所示文本 ->
◆ ◆ ◆

1.   將src sents 透過encoder進行encoding,得到該sent每個word的Repr. 以及 最後一個time step的hidden state
2.   將context vector視為最初要輸入至decoder的hidden state，sos token id則設置為第一個要輸入至decoder的word token
3.   以下流程則是反覆iter seqlen+1次
    

*   使用attention layer計算前一次h_state與encoder output的attention
*   將得到的attention weight與encoder output進行weighted sum得到context vector
*   將context vector、前一次decoder 預測的詞彙之word embedding & h_sate輸入至decoder中
*   將當前decoder輸出的h_state 與前一次的word embedding以及context vector輸入至linear classifier
*   將Linear classifier的output以及當前計算的h_state當作是下一個decoder要輸入的word,h_state




 

In [25]:
class AttnSeq2Seq(nn.Module):
  def __init__(self,encoder,decoder,attner,device,pad_idx):
    super(AttnSeq2Seq,self).__init__()
    self.encoder=encoder
    self.decoder=decoder
    self.attner=attner
    self.device=device
    self.criterion=nn.CrossEntropyLoss(ignore_index=pad_idx)

◆ ◆ ◆

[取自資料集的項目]
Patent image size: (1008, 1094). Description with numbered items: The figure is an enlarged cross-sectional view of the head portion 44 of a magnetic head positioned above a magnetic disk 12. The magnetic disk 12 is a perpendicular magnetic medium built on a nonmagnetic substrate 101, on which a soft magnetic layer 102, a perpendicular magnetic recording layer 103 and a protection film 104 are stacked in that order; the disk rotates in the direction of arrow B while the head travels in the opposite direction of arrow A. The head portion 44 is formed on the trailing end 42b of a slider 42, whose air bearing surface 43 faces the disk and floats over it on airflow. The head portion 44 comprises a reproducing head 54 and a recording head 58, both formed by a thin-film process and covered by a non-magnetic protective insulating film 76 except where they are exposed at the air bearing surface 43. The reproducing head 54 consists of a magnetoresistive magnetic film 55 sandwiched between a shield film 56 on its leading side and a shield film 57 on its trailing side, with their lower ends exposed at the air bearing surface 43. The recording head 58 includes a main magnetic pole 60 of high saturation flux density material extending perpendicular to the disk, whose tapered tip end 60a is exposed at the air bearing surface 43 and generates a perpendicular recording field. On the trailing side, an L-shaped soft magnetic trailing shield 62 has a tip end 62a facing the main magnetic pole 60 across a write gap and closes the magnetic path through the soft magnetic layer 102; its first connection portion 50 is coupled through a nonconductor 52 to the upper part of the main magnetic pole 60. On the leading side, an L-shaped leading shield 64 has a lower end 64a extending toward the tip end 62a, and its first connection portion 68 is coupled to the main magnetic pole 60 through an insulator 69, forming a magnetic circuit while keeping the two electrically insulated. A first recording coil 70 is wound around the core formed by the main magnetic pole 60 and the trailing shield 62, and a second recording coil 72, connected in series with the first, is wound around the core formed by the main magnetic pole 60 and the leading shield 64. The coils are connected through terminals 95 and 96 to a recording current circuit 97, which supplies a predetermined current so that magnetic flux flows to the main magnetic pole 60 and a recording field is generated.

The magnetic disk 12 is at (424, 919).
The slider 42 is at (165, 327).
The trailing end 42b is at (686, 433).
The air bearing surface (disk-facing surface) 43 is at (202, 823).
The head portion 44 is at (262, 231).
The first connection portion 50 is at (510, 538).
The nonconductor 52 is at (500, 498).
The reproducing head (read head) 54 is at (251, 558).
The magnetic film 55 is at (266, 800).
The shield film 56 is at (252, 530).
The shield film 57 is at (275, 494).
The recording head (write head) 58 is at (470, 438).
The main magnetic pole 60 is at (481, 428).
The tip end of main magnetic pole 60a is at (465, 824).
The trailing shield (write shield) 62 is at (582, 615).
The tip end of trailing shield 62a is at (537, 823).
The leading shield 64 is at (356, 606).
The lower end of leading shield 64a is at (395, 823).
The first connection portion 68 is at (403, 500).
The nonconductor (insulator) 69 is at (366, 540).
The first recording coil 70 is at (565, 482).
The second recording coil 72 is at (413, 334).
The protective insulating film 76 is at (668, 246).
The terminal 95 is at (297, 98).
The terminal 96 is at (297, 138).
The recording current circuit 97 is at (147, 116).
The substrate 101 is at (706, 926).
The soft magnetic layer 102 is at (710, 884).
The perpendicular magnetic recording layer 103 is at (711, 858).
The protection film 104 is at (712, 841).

◆ ◆ ◆

練習目標 -> 根據上方文本，第一個要輸入至 decoder 的 word token 設置為什麼？

最終答案 -> 設置為 sos token id。